++++ Supplied records

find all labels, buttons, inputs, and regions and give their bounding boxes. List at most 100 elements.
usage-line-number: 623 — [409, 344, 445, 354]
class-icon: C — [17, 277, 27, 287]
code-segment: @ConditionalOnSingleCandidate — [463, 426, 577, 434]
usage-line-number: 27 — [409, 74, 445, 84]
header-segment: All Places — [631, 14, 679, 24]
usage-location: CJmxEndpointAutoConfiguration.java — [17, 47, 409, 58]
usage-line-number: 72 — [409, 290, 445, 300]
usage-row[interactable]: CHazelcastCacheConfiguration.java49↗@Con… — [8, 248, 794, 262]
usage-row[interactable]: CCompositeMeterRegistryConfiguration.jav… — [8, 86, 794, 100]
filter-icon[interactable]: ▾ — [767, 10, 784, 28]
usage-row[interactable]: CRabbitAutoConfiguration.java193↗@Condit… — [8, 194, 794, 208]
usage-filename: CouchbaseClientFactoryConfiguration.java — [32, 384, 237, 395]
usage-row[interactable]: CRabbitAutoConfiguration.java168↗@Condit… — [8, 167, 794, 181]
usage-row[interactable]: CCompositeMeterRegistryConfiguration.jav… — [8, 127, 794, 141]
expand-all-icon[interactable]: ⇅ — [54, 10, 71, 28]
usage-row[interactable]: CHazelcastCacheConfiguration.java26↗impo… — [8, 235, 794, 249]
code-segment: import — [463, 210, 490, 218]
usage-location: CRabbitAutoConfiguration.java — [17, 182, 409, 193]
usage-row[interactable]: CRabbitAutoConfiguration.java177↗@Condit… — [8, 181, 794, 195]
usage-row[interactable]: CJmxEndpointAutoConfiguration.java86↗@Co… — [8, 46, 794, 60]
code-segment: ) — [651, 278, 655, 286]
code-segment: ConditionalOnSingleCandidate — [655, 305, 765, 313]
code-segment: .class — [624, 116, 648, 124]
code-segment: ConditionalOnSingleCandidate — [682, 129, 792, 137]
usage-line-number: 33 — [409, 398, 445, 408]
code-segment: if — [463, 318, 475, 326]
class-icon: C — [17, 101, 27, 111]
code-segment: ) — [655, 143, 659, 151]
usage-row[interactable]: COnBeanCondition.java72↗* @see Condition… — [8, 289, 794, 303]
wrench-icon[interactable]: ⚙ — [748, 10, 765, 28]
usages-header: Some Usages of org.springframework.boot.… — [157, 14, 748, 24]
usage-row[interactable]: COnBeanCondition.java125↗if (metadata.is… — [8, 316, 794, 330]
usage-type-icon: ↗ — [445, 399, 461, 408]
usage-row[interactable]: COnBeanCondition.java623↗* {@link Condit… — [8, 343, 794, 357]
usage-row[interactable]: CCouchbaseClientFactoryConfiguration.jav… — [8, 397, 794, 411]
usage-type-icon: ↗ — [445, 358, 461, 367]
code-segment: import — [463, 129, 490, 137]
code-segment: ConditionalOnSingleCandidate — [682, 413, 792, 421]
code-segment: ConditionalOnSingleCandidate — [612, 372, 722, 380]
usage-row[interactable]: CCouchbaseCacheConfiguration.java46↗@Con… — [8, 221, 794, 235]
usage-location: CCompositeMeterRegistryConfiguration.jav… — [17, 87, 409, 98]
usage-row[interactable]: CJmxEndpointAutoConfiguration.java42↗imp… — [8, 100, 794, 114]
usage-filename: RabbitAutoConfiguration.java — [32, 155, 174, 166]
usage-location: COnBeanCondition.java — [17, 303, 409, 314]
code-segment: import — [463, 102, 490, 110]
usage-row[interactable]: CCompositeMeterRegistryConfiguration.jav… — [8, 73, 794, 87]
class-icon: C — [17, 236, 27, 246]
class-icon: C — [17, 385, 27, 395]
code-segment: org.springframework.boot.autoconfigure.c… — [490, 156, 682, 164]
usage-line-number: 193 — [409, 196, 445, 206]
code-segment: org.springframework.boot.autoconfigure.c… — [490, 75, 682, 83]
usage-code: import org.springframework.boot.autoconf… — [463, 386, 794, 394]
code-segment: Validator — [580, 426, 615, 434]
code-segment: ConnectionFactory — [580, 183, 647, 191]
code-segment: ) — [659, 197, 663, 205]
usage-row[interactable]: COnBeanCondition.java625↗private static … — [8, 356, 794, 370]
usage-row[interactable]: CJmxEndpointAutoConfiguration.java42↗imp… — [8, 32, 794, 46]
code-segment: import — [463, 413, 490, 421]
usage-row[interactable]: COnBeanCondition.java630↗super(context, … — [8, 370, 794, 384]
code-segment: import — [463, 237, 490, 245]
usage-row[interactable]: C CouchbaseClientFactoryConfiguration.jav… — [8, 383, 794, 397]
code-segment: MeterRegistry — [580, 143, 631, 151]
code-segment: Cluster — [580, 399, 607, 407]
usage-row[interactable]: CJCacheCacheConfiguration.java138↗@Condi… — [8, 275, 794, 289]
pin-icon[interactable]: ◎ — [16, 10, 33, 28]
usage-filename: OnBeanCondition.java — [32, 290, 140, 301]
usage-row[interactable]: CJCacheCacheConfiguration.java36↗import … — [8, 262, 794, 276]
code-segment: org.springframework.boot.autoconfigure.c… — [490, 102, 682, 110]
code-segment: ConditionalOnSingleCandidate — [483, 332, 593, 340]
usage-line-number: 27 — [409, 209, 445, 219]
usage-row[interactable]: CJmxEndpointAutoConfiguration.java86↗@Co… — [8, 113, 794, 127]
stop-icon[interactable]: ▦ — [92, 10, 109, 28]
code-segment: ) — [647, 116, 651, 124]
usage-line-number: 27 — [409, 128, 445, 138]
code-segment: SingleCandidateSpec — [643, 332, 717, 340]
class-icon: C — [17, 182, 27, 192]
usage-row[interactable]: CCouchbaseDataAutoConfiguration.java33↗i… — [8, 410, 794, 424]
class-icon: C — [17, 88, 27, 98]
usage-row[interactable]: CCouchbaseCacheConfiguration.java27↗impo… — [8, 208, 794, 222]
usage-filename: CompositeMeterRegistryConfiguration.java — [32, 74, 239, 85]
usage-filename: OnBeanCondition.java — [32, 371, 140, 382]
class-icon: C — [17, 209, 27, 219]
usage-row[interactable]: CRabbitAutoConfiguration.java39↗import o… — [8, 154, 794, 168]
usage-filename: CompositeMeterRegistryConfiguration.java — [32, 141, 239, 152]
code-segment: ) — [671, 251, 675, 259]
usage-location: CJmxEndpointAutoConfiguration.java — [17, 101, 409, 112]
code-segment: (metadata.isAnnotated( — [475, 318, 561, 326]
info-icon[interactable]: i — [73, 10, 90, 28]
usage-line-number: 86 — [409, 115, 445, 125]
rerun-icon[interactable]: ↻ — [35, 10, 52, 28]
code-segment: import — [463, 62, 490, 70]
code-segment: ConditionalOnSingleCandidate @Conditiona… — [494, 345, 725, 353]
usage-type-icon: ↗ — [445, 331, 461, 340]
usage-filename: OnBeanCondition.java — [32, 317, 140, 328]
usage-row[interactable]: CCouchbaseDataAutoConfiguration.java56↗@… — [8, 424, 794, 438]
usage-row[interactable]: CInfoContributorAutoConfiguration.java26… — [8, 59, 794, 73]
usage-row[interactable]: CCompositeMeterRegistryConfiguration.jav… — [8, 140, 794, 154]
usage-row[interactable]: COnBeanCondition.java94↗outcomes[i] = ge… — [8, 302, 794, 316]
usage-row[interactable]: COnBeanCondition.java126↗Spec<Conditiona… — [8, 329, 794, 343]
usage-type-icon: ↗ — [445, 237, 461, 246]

++++++++

Exercise brief –
Change "usage-row" to "result-row" in the rows starting at the first row and ending at the row containing "expand-all-icon[interactable]: ⇅ —", leaving everything else as it is, and output only those rows.

Result –
find all labels, buttons, inputs, and regions and give their bounding boxes. List at most 100 elements.
usage-line-number: 623 — [409, 344, 445, 354]
class-icon: C — [17, 277, 27, 287]
code-segment: @ConditionalOnSingleCandidate — [463, 426, 577, 434]
usage-line-number: 27 — [409, 74, 445, 84]
header-segment: All Places — [631, 14, 679, 24]
usage-location: CJmxEndpointAutoConfiguration.java — [17, 47, 409, 58]
usage-line-number: 72 — [409, 290, 445, 300]
result-row[interactable]: CHazelcastCacheConfiguration.java49↗@Con… — [8, 248, 794, 262]
result-row[interactable]: CCompositeMeterRegistryConfiguration.jav… — [8, 86, 794, 100]
filter-icon[interactable]: ▾ — [767, 10, 784, 28]
result-row[interactable]: CRabbitAutoConfiguration.java193↗@Condit… — [8, 194, 794, 208]
usage-filename: CouchbaseClientFactoryConfiguration.java — [32, 384, 237, 395]
result-row[interactable]: CRabbitAutoConfiguration.java168↗@Condit… — [8, 167, 794, 181]
result-row[interactable]: CCompositeMeterRegistryConfiguration.jav… — [8, 127, 794, 141]
expand-all-icon[interactable]: ⇅ — [54, 10, 71, 28]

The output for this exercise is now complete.